- **Given task**
Take the line that has "OCR this image." in it and every line after it to the end of the entries, and reproduce them exactly.

=== Input material ===

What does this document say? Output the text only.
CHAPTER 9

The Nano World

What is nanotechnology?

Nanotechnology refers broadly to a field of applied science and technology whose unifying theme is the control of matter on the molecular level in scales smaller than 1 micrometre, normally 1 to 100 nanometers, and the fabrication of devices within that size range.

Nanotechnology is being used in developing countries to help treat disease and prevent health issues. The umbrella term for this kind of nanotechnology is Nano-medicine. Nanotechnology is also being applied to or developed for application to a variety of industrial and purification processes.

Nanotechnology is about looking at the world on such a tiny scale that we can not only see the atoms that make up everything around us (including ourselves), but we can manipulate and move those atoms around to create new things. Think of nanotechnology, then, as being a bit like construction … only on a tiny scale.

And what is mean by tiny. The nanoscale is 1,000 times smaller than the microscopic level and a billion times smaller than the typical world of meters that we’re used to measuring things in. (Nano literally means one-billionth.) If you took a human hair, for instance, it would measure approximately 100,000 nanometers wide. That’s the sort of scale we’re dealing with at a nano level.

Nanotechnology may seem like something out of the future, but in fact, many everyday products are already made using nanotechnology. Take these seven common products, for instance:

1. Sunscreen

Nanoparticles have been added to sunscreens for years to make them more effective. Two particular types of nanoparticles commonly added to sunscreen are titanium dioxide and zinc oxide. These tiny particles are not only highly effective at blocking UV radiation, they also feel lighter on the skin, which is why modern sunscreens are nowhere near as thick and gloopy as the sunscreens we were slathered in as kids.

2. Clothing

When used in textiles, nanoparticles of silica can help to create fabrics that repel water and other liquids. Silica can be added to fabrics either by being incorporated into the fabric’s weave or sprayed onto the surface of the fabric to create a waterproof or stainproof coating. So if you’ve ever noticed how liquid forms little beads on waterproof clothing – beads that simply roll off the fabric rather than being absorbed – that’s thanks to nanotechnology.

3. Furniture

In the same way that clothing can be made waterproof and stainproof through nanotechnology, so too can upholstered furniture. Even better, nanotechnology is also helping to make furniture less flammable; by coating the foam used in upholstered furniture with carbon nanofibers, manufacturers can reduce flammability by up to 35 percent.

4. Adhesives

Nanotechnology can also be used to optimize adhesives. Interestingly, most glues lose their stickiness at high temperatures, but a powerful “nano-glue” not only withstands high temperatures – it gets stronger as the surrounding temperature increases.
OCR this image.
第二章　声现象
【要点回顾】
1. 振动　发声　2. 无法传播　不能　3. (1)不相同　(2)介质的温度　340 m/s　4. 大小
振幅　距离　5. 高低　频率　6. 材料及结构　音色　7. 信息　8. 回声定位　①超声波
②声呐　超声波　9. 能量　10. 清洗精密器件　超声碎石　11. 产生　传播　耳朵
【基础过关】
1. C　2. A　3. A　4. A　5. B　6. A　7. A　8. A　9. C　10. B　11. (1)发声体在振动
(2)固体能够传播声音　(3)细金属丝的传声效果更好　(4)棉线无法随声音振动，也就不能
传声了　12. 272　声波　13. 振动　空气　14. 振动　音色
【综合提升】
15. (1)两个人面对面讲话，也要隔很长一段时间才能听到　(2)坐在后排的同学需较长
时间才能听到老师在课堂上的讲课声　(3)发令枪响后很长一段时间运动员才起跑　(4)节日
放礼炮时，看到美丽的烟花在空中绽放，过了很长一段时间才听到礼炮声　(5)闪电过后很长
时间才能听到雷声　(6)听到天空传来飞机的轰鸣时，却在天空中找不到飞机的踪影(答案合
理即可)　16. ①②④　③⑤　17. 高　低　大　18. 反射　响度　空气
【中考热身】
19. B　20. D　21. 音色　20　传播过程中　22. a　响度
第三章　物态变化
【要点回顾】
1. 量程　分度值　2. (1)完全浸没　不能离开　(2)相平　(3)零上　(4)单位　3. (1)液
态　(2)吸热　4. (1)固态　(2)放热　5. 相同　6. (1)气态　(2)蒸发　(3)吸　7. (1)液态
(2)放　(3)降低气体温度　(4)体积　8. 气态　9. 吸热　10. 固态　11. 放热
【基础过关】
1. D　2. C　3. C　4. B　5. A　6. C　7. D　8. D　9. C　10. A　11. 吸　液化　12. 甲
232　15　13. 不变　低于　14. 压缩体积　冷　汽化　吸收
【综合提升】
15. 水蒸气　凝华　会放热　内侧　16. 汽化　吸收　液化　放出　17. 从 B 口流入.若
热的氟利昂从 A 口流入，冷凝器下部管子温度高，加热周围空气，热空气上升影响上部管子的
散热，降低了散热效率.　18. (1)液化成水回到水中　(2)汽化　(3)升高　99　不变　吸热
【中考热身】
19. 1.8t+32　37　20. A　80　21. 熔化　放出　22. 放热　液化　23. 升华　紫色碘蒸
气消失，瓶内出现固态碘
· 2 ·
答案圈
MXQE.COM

===

- **Final answer**
OCR this image.
第二章　声现象
【要点回顾】
1. 振动　发声　2. 无法传播　不能　3. (1)不相同　(2)介质的温度　340 m/s　4. 大小
振幅　距离　5. 高低　频率　6. 材料及结构　音色　7. 信息　8. 回声定位　①超声波
②声呐　超声波　9. 能量　10. 清洗精密器件　超声碎石　11. 产生　传播　耳朵
【基础过关】
1. C　2. A　3. A　4. A　5. B　6. A　7. A　8. A　9. C　10. B　11. (1)发声体在振动
(2)固体能够传播声音　(3)细金属丝的传声效果更好　(4)棉线无法随声音振动，也就不能
传声了　12. 272　声波　13. 振动　空气　14. 振动　音色
【综合提升】
15. (1)两个人面对面讲话，也要隔很长一段时间才能听到　(2)坐在后排的同学需较长
时间才能听到老师在课堂上的讲课声　(3)发令枪响后很长一段时间运动员才起跑　(4)节日
放礼炮时，看到美丽的烟花在空中绽放，过了很长一段时间才听到礼炮声　(5)闪电过后很长
时间才能听到雷声　(6)听到天空传来飞机的轰鸣时，却在天空中找不到飞机的踪影(答案合
理即可)　16. ①②④　③⑤　17. 高　低　大　18. 反射　响度　空气
【中考热身】
19. B　20. D　21. 音色　20　传播过程中　22. a　响度
第三章　物态变化
【要点回顾】
1. 量程　分度值　2. (1)完全浸没　不能离开　(2)相平　(3)零上　(4)单位　3. (1)液
态　(2)吸热　4. (1)固态　(2)放热　5. 相同　6. (1)气态　(2)蒸发　(3)吸　7. (1)液态
(2)放　(3)降低气体温度　(4)体积　8. 气态　9. 吸热　10. 固态　11. 放热
【基础过关】
1. D　2. C　3. C　4. B　5. A　6. C　7. D　8. D　9. C　10. A　11. 吸　液化　12. 甲
232　15　13. 不变　低于　14. 压缩体积　冷　汽化　吸收
【综合提升】
15. 水蒸气　凝华　会放热　内侧　16. 汽化　吸收　液化　放出　17. 从 B 口流入.若
热的氟利昂从 A 口流入，冷凝器下部管子温度高，加热周围空气，热空气上升影响上部管子的
散热，降低了散热效率.　18. (1)液化成水回到水中　(2)汽化　(3)升高　99　不变　吸热
【中考热身】
19. 1.8t+32　37　20. A　80　21. 熔化　放出　22. 放热　液化　23. 升华　紫色碘蒸
气消失，瓶内出现固态碘
· 2 ·
答案圈
MXQE.COM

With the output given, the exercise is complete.